[Annotated region listings]
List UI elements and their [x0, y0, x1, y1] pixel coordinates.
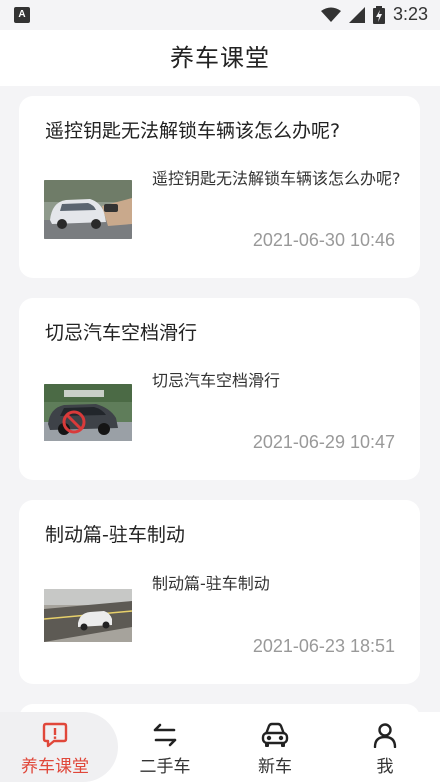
- article-summary: 遥控钥匙无法解锁车辆该怎么办呢?: [152, 169, 401, 188]
- tab-label: 二手车: [139, 757, 191, 777]
- person-icon: [373, 723, 397, 748]
- status-bar: A 3:23: [0, 0, 440, 30]
- tab-label: 养车课堂: [21, 757, 89, 777]
- battery-icon: [372, 5, 385, 24]
- status-indicators: 3:23: [320, 4, 428, 25]
- article-thumbnail: [44, 180, 132, 239]
- tab-new-car[interactable]: 新车: [220, 712, 330, 782]
- article-thumbnail: [44, 589, 132, 648]
- article-card[interactable]: 遥控钥匙无法解锁车辆该怎么办呢? 遥控钥匙无法解锁车辆该怎么办呢? 2021-0…: [19, 96, 420, 278]
- article-card[interactable]: 制动篇-驻车制动 制动篇-驻车制动 2021-06-23 18:51: [19, 500, 420, 684]
- tab-label: 新车: [258, 757, 292, 777]
- car-neutral-photo-icon: [44, 384, 132, 441]
- alert-message-icon: [42, 722, 68, 748]
- article-date: 2021-06-29 10:47: [252, 432, 395, 452]
- article-date: 2021-06-23 18:51: [252, 636, 395, 656]
- article-thumbnail: [44, 384, 132, 443]
- wifi-icon: [320, 7, 341, 22]
- status-time: 3:23: [392, 4, 428, 24]
- article-date: 2021-06-30 10:46: [252, 230, 395, 250]
- tab-label: 我: [376, 757, 394, 777]
- page-title: 养车课堂: [170, 44, 270, 72]
- article-card[interactable]: 切忌汽车空档滑行 切忌汽车空档滑行 2021-06-29 10:47: [19, 298, 420, 480]
- bottom-tab-bar: 养车课堂 二手车 新车 我: [0, 712, 440, 782]
- signal-icon: [348, 6, 365, 23]
- page-header: 养车课堂: [0, 30, 440, 86]
- article-title: 制动篇-驻车制动: [45, 524, 185, 546]
- car-front-icon: [261, 722, 289, 747]
- tab-used-car[interactable]: 二手车: [110, 712, 220, 782]
- article-title: 遥控钥匙无法解锁车辆该怎么办呢?: [45, 120, 341, 142]
- article-title: 切忌汽车空档滑行: [45, 322, 198, 344]
- app-notification-icon: A: [14, 7, 30, 23]
- parked-car-photo-icon: [44, 589, 132, 642]
- tab-me[interactable]: 我: [330, 712, 440, 782]
- car-key-photo-icon: [44, 180, 132, 239]
- article-summary: 制动篇-驻车制动: [152, 574, 270, 593]
- swap-arrows-icon: [153, 723, 177, 747]
- article-summary: 切忌汽车空档滑行: [152, 371, 281, 390]
- tab-car-class[interactable]: 养车课堂: [0, 712, 110, 782]
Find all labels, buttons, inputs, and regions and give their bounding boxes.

Task to carry out: Copy out every line of the entries above word for word, leaving out the pictures.

Answer to this problem:
List UI elements and their [x0, y0, x1, y1] pixel coordinates.
- article-summary: 遥控钥匙无法解锁车辆该怎么办呢?: [152, 169, 401, 188]
- tab-label: 二手车: [139, 757, 191, 777]
- person-icon: [373, 723, 397, 748]
- status-bar: A 3:23: [0, 0, 440, 30]
- tab-label: 养车课堂: [21, 757, 89, 777]
- battery-icon: [372, 5, 385, 24]
- status-indicators: 3:23: [320, 4, 428, 25]
- article-thumbnail: [44, 180, 132, 239]
- tab-new-car[interactable]: 新车: [220, 712, 330, 782]
- article-thumbnail: [44, 589, 132, 648]
- article-card[interactable]: 遥控钥匙无法解锁车辆该怎么办呢? 遥控钥匙无法解锁车辆该怎么办呢? 2021-0…: [19, 96, 420, 278]
- article-card[interactable]: 制动篇-驻车制动 制动篇-驻车制动 2021-06-23 18:51: [19, 500, 420, 684]
- tab-label: 新车: [258, 757, 292, 777]
- car-neutral-photo-icon: [44, 384, 132, 441]
- alert-message-icon: [42, 722, 68, 748]
- article-date: 2021-06-29 10:47: [252, 432, 395, 452]
- article-date: 2021-06-23 18:51: [252, 636, 395, 656]
- article-thumbnail: [44, 384, 132, 443]
- wifi-icon: [320, 7, 341, 22]
- status-time: 3:23: [392, 4, 428, 24]
- article-date: 2021-06-30 10:46: [252, 230, 395, 250]
- tab-label: 我: [376, 757, 394, 777]
- page-title: 养车课堂: [170, 44, 270, 72]
- article-card[interactable]: 切忌汽车空档滑行 切忌汽车空档滑行 2021-06-29 10:47: [19, 298, 420, 480]
- bottom-tab-bar: 养车课堂 二手车 新车 我: [0, 712, 440, 782]
- signal-icon: [348, 6, 365, 23]
- page-header: 养车课堂: [0, 30, 440, 86]
- article-title: 制动篇-驻车制动: [45, 524, 185, 546]
- car-front-icon: [261, 722, 289, 747]
- tab-used-car[interactable]: 二手车: [110, 712, 220, 782]
- article-title: 遥控钥匙无法解锁车辆该怎么办呢?: [45, 120, 341, 142]
- article-title: 切忌汽车空档滑行: [45, 322, 198, 344]
- app-notification-icon: A: [14, 7, 30, 23]
- parked-car-photo-icon: [44, 589, 132, 642]
- tab-me[interactable]: 我: [330, 712, 440, 782]
- car-key-photo-icon: [44, 180, 132, 239]
- article-summary: 制动篇-驻车制动: [152, 574, 270, 593]
- swap-arrows-icon: [153, 723, 177, 747]
- article-summary: 切忌汽车空档滑行: [152, 371, 281, 390]
- tab-car-class[interactable]: 养车课堂: [0, 712, 110, 782]
Find all labels, buttons, inputs, and regions and give their bounding boxes.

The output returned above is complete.